### Problem details
Where does the string "Travel" appear? Copy every line of the entries below that holds it.

### Available data
..........

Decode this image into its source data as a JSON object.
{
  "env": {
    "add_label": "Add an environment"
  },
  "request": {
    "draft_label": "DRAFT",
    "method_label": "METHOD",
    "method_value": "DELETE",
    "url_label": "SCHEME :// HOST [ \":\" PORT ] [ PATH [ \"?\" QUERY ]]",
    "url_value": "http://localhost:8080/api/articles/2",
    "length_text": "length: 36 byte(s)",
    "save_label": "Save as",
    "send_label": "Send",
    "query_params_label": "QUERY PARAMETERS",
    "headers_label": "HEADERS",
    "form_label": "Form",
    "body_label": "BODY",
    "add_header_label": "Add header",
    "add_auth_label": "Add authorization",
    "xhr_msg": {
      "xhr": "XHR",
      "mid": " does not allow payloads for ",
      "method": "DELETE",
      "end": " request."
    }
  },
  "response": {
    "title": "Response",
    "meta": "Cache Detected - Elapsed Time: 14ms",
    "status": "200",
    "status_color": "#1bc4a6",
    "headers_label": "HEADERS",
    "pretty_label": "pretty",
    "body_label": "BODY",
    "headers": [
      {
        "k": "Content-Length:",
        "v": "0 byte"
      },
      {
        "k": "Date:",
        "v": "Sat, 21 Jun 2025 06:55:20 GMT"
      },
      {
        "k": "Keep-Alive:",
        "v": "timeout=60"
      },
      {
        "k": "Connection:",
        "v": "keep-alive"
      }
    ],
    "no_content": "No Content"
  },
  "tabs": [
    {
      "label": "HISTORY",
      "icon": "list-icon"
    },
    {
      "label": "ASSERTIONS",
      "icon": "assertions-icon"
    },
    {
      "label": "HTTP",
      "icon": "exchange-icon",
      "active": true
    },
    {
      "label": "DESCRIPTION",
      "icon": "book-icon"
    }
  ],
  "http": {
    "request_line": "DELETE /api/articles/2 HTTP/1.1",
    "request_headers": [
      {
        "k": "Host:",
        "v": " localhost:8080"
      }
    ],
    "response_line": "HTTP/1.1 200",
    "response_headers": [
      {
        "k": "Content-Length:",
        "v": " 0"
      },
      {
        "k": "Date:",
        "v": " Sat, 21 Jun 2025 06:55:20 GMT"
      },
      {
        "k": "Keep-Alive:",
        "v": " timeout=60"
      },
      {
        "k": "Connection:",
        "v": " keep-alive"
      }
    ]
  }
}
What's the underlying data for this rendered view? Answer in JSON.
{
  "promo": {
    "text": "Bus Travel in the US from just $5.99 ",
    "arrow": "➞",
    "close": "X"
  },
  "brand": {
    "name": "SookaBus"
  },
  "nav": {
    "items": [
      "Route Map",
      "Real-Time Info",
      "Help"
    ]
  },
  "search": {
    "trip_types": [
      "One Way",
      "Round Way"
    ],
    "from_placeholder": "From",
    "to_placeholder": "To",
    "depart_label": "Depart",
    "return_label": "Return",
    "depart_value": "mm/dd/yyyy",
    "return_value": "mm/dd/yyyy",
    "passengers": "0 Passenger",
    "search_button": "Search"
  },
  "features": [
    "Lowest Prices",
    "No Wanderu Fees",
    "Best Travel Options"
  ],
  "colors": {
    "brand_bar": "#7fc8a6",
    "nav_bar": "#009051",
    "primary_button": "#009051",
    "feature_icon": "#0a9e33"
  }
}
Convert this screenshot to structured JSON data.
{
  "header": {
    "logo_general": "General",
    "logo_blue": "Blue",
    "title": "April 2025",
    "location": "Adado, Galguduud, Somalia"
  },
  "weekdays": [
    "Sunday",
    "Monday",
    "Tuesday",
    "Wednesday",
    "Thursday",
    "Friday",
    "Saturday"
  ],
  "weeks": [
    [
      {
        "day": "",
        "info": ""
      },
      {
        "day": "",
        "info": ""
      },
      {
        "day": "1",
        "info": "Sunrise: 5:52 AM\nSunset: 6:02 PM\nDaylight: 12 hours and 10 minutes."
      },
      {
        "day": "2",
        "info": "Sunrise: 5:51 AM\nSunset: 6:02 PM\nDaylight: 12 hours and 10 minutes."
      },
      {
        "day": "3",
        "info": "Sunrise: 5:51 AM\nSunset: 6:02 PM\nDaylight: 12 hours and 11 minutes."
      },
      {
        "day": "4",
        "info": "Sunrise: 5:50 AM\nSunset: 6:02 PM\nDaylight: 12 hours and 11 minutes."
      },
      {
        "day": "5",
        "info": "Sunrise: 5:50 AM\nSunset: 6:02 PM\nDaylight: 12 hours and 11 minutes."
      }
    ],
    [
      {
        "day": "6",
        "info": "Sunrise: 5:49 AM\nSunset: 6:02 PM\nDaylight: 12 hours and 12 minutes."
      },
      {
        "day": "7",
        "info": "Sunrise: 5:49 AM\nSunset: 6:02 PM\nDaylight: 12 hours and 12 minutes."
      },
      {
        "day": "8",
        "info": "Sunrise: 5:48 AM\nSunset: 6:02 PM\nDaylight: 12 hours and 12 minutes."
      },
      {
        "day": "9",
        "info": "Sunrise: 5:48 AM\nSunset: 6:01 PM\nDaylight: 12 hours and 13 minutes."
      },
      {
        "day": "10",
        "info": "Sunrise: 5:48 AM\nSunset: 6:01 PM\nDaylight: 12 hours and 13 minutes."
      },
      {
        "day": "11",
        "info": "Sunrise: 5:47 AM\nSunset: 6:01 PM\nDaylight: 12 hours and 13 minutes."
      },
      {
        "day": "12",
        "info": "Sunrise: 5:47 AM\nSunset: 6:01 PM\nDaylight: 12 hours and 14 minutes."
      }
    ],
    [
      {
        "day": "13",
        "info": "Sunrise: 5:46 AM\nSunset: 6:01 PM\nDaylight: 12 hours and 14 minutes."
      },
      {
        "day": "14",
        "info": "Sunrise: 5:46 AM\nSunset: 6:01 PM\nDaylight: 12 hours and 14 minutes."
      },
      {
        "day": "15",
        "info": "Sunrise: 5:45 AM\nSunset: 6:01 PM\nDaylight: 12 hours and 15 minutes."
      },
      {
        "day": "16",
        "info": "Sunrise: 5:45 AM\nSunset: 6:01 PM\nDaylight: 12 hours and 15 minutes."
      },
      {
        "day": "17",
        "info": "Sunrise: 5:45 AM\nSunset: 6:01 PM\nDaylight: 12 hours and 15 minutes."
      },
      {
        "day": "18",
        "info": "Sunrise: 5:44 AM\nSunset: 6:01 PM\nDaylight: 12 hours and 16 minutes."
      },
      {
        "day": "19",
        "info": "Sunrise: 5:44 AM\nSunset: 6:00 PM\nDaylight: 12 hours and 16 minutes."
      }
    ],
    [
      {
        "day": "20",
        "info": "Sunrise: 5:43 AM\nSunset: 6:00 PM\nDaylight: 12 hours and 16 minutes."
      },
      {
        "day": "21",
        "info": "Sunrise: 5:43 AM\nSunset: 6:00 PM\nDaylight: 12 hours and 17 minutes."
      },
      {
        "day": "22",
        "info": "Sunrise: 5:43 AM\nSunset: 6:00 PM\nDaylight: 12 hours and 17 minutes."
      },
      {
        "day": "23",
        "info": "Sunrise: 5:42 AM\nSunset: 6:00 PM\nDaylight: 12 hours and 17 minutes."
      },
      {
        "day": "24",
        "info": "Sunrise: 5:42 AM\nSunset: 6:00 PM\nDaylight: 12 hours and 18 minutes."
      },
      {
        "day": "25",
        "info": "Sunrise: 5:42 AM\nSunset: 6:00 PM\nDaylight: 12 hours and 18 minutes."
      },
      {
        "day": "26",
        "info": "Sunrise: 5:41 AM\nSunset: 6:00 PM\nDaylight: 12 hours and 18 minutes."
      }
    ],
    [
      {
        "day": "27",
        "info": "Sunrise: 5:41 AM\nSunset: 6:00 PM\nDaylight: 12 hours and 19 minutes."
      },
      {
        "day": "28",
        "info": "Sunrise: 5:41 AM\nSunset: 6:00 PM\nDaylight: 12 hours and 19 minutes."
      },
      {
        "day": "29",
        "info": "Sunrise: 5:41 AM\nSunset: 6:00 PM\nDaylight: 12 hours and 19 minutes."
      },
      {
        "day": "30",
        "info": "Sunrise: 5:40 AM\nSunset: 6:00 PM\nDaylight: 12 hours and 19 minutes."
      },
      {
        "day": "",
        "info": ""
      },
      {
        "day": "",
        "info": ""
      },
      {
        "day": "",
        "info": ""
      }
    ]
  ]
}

..........

### Exercise answer
    "text": "Bus Travel in the US from just $5.99 ",
    "Best Travel Options"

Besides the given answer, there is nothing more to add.